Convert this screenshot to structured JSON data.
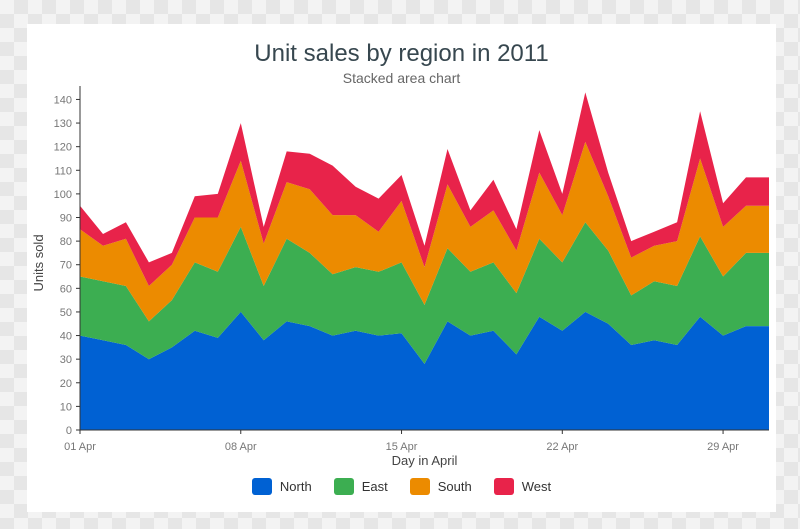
{
  "chart_data": {
    "type": "area",
    "stacked": true,
    "title": "Unit sales by region in 2011",
    "subtitle": "Stacked area chart",
    "xlabel": "Day in April",
    "ylabel": "Units sold",
    "ylim": [
      0,
      144
    ],
    "yticks": [
      0,
      10,
      20,
      30,
      40,
      50,
      60,
      70,
      80,
      90,
      100,
      110,
      120,
      130,
      140
    ],
    "x_tick_labels": [
      {
        "day": 1,
        "label": "01 Apr"
      },
      {
        "day": 8,
        "label": "08 Apr"
      },
      {
        "day": 15,
        "label": "15 Apr"
      },
      {
        "day": 22,
        "label": "22 Apr"
      },
      {
        "day": 29,
        "label": "29 Apr"
      }
    ],
    "x": [
      1,
      2,
      3,
      4,
      5,
      6,
      7,
      8,
      9,
      10,
      11,
      12,
      13,
      14,
      15,
      16,
      17,
      18,
      19,
      20,
      21,
      22,
      23,
      24,
      25,
      26,
      27,
      28,
      29,
      30,
      31
    ],
    "series": [
      {
        "name": "North",
        "color": "#0061d3",
        "values": [
          40,
          38,
          36,
          30,
          35,
          42,
          39,
          50,
          38,
          46,
          44,
          40,
          42,
          40,
          41,
          28,
          46,
          40,
          42,
          32,
          48,
          42,
          50,
          45,
          36,
          38,
          36,
          48,
          40,
          44,
          44
        ]
      },
      {
        "name": "East",
        "color": "#3cae51",
        "values": [
          25,
          25,
          25,
          16,
          20,
          29,
          28,
          36,
          23,
          35,
          31,
          26,
          27,
          27,
          30,
          25,
          31,
          27,
          29,
          26,
          33,
          29,
          38,
          31,
          21,
          25,
          25,
          34,
          25,
          31,
          31
        ]
      },
      {
        "name": "South",
        "color": "#ec8b00",
        "values": [
          20,
          15,
          20,
          15,
          15,
          19,
          23,
          28,
          18,
          24,
          27,
          25,
          22,
          17,
          26,
          16,
          27,
          19,
          22,
          18,
          28,
          20,
          34,
          23,
          16,
          15,
          19,
          33,
          21,
          20,
          20
        ]
      },
      {
        "name": "West",
        "color": "#e8234a",
        "values": [
          10,
          5,
          7,
          10,
          5,
          9,
          10,
          16,
          7,
          13,
          15,
          21,
          12,
          14,
          11,
          9,
          15,
          7,
          13,
          9,
          18,
          9,
          21,
          10,
          7,
          6,
          8,
          20,
          10,
          12,
          12
        ]
      }
    ],
    "legend_position": "bottom",
    "grid": false
  }
}
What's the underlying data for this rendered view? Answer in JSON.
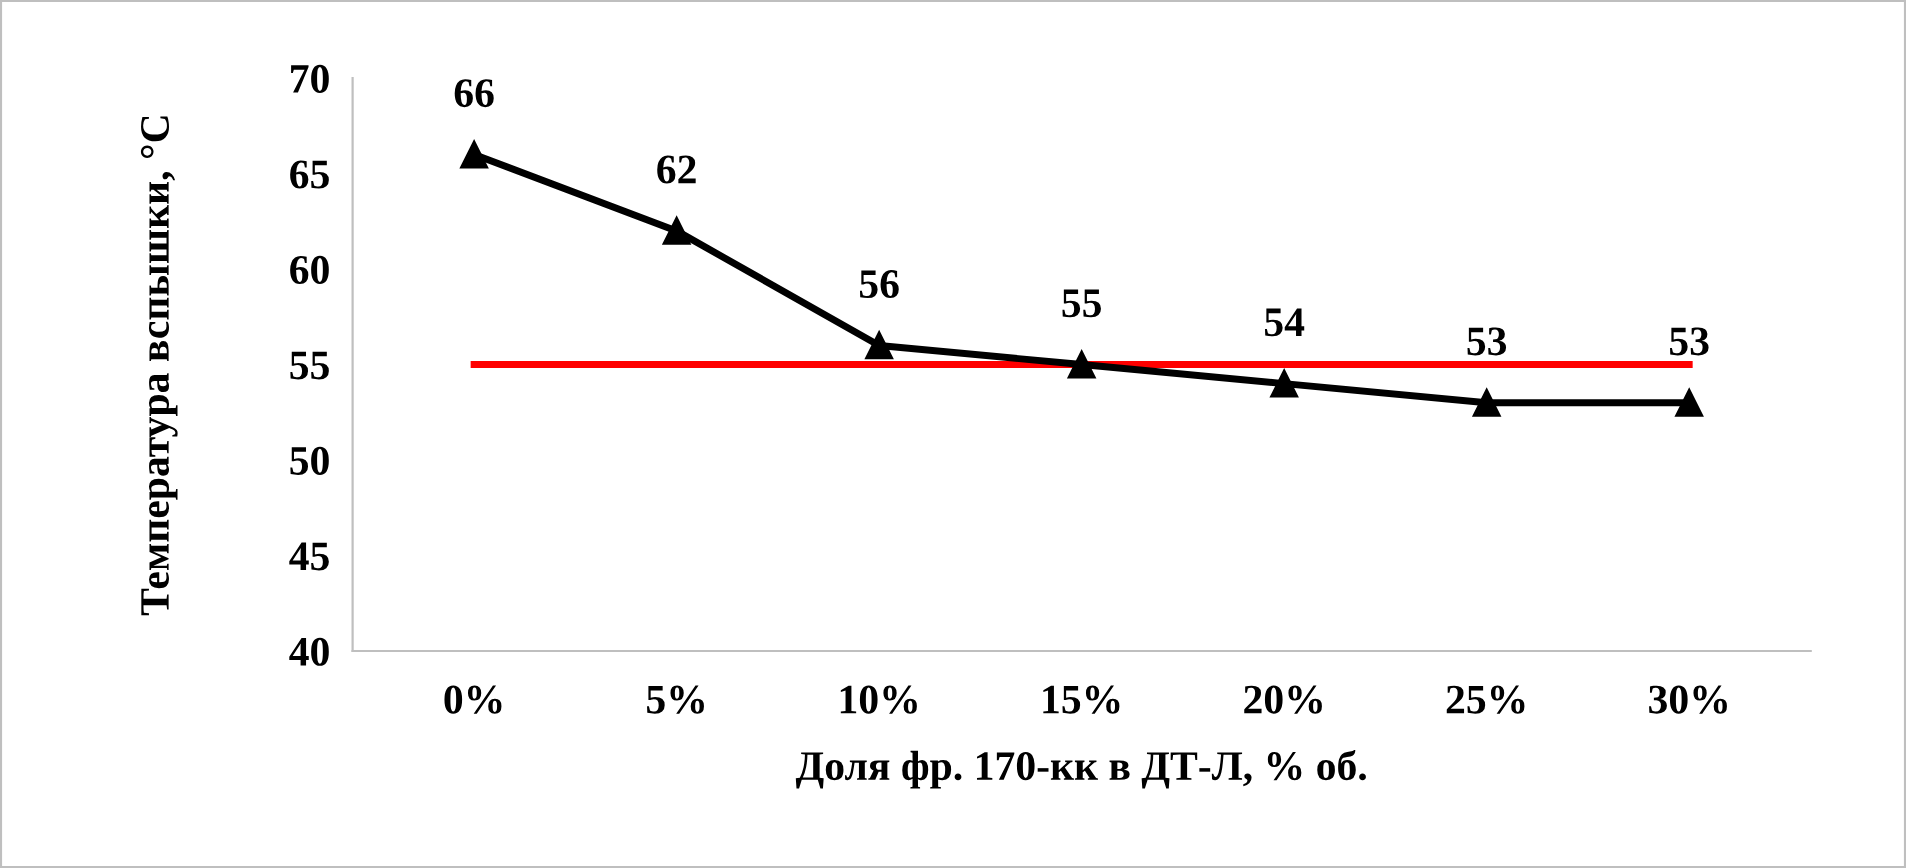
{
  "chart_data": {
    "type": "line",
    "xlabel": "Доля фр. 170-кк в ДТ-Л, % об.",
    "ylabel": "Температура вспышки, °С",
    "categories": [
      "0%",
      "5%",
      "10%",
      "15%",
      "20%",
      "25%",
      "30%"
    ],
    "series": [
      {
        "color": "#000000",
        "marker": "triangle",
        "values": [
          66,
          62,
          56,
          55,
          54,
          53,
          53
        ],
        "value_labels": [
          "66",
          "62",
          "56",
          "55",
          "54",
          "53",
          "53"
        ]
      },
      {
        "color": "#ff0000",
        "marker": "none",
        "values": [
          55,
          55,
          55,
          55,
          55,
          55,
          55
        ]
      }
    ],
    "ylim": [
      40,
      70
    ],
    "yticks": [
      40,
      45,
      50,
      55,
      60,
      65,
      70
    ],
    "grid": false,
    "line_style": "solid"
  }
}
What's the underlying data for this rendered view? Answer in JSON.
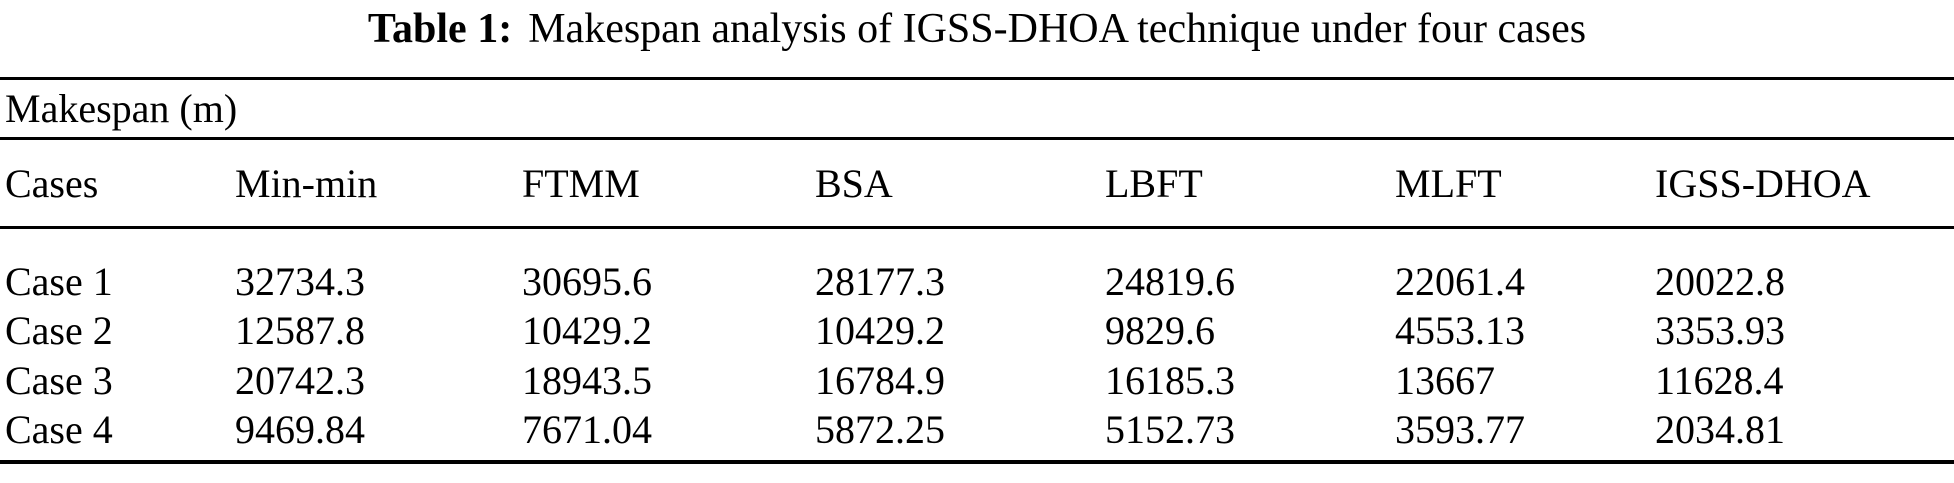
{
  "caption": {
    "label": "Table 1:",
    "text": "Makespan analysis of IGSS-DHOA technique under four cases"
  },
  "table": {
    "group_header": "Makespan (m)",
    "columns": [
      "Cases",
      "Min-min",
      "FTMM",
      "BSA",
      "LBFT",
      "MLFT",
      "IGSS-DHOA"
    ],
    "rows": [
      {
        "cells": [
          "Case 1",
          "32734.3",
          "30695.6",
          "28177.3",
          "24819.6",
          "22061.4",
          "20022.8"
        ]
      },
      {
        "cells": [
          "Case 2",
          "12587.8",
          "10429.2",
          "10429.2",
          "9829.6",
          "4553.13",
          "3353.93"
        ]
      },
      {
        "cells": [
          "Case 3",
          "20742.3",
          "18943.5",
          "16784.9",
          "16185.3",
          "13667",
          "11628.4"
        ]
      },
      {
        "cells": [
          "Case 4",
          "9469.84",
          "7671.04",
          "5872.25",
          "5152.73",
          "3593.77",
          "2034.81"
        ]
      }
    ]
  },
  "colors": {
    "background": "#ffffff",
    "text": "#000000",
    "rule": "#000000"
  }
}
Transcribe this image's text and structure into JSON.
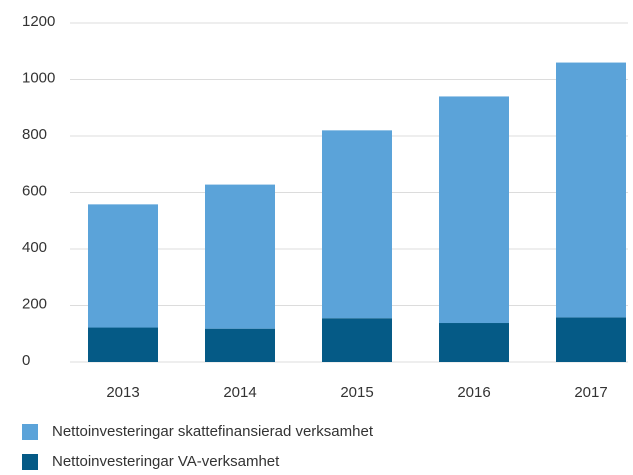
{
  "chart_data": {
    "type": "stacked_bar",
    "categories": [
      "2013",
      "2014",
      "2015",
      "2016",
      "2017"
    ],
    "series": [
      {
        "name": "Nettoinvesteringar skattefinansierad verksamhet",
        "color": "#5ba3d9",
        "values": [
          436,
          510,
          665,
          802,
          902
        ]
      },
      {
        "name": "Nettoinvesteringar VA-verksamhet",
        "color": "#055a86",
        "values": [
          122,
          118,
          155,
          138,
          158
        ]
      }
    ],
    "ylim": [
      0,
      1200
    ],
    "yticks": [
      0,
      200,
      400,
      600,
      800,
      1000,
      1200
    ],
    "grid": true
  }
}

○ ○ ○ ○ ○

*Exercise details:* Look through the entries and find each line that has the string "this". Copy those lines.

*Final result:*
Convert this screenshot to structured JSON data.
What's the underlying data for this rendered view? Answer in JSON.
What's the underlying data for this rendered view? Answer in JSON.
Transcribe this image's text and structure into JSON.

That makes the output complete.